**Problem to solve:** Within the records that follow, find every line containing the string "title". Copy those lines.
--- start of Supplied data ---
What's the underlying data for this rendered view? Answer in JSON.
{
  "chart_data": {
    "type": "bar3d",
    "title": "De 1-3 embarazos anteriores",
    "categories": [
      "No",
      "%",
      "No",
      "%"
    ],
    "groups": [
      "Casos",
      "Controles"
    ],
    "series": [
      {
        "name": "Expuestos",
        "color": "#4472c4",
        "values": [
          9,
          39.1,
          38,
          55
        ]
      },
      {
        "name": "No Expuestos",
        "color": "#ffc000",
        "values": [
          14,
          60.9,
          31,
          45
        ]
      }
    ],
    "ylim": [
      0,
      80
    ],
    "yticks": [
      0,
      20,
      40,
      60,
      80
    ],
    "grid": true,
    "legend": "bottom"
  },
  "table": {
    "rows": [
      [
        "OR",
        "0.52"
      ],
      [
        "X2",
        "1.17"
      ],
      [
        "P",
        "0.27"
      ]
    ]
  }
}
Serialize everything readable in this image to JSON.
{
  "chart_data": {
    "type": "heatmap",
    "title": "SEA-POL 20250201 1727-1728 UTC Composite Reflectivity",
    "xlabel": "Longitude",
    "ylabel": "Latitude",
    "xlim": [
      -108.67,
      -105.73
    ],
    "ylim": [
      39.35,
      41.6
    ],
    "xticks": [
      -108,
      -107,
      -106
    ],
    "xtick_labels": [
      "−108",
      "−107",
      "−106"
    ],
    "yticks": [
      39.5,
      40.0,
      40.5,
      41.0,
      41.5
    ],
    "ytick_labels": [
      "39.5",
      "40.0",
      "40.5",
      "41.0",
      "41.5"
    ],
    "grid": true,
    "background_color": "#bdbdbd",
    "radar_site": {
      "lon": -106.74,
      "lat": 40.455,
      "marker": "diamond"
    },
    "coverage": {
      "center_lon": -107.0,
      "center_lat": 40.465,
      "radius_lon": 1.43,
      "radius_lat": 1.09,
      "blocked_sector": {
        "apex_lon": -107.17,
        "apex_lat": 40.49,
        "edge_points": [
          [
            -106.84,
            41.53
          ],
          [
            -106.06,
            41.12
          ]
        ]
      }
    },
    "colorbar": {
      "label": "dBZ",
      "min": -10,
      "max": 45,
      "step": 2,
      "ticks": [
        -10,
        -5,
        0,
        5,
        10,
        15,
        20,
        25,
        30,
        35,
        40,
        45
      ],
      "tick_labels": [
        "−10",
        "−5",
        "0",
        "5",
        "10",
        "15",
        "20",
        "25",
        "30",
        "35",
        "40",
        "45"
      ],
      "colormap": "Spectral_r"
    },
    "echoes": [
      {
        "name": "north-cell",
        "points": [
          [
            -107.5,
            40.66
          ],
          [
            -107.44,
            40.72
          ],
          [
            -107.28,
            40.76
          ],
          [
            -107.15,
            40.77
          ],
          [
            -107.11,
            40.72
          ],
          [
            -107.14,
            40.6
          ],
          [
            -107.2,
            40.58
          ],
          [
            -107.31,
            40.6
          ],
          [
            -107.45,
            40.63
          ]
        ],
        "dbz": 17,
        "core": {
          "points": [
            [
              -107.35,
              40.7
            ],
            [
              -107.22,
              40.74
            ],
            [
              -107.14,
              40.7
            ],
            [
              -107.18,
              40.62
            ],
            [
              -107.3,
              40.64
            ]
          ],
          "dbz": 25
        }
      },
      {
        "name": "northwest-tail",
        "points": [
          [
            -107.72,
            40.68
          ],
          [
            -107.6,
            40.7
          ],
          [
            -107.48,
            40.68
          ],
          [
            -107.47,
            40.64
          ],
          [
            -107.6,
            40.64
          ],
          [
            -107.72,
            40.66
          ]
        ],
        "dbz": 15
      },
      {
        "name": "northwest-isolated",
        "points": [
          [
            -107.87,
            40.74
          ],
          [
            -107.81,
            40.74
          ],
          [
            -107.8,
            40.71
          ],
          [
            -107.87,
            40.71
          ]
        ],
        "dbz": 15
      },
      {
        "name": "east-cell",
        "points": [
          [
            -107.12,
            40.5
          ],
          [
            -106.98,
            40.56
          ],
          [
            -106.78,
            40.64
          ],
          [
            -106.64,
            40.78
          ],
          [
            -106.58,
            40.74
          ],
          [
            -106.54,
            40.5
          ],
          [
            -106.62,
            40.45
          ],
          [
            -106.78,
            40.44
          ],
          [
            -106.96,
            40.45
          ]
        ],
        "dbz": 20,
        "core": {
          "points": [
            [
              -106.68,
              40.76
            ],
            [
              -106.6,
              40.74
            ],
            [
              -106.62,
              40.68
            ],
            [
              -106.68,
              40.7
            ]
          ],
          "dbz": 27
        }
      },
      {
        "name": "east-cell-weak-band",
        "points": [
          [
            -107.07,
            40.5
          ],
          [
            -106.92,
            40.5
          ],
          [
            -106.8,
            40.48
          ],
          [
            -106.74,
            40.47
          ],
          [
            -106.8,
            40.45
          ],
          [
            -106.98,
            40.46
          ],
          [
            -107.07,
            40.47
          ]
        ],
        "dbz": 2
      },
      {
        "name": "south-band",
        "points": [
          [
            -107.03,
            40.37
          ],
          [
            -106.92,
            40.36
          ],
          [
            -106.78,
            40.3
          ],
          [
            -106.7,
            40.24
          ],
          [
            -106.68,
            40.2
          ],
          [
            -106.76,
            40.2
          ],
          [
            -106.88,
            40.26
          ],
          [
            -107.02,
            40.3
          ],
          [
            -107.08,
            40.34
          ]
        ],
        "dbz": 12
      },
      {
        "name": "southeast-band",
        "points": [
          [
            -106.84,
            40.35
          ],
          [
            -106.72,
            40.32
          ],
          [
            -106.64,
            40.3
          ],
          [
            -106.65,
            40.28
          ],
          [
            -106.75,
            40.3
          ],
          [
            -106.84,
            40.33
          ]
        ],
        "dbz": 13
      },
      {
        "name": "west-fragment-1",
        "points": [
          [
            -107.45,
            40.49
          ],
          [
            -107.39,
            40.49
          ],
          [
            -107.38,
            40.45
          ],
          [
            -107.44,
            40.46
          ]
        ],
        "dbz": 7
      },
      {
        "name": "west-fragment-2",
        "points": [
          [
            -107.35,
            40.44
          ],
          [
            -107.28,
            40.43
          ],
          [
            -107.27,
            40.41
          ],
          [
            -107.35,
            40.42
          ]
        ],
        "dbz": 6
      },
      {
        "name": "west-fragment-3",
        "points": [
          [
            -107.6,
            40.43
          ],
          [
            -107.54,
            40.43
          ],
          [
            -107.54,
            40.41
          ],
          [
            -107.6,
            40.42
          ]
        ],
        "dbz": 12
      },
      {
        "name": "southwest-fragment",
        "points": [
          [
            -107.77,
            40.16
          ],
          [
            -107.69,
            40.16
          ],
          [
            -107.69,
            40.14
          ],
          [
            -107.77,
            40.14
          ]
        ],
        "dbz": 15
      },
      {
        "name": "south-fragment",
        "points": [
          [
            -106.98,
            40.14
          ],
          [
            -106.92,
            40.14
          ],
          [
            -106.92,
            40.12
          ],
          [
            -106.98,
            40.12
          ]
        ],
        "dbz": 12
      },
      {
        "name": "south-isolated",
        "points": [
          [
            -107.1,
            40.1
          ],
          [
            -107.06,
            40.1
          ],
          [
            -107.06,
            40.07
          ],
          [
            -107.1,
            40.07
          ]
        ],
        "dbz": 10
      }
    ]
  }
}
--- end of Supplied data ---
**Output for this exercise:**
    "title": "De 1-3 embarazos anteriores",
    "title": "SEA-POL 20250201 1727-1728 UTC Composite Reflectivity",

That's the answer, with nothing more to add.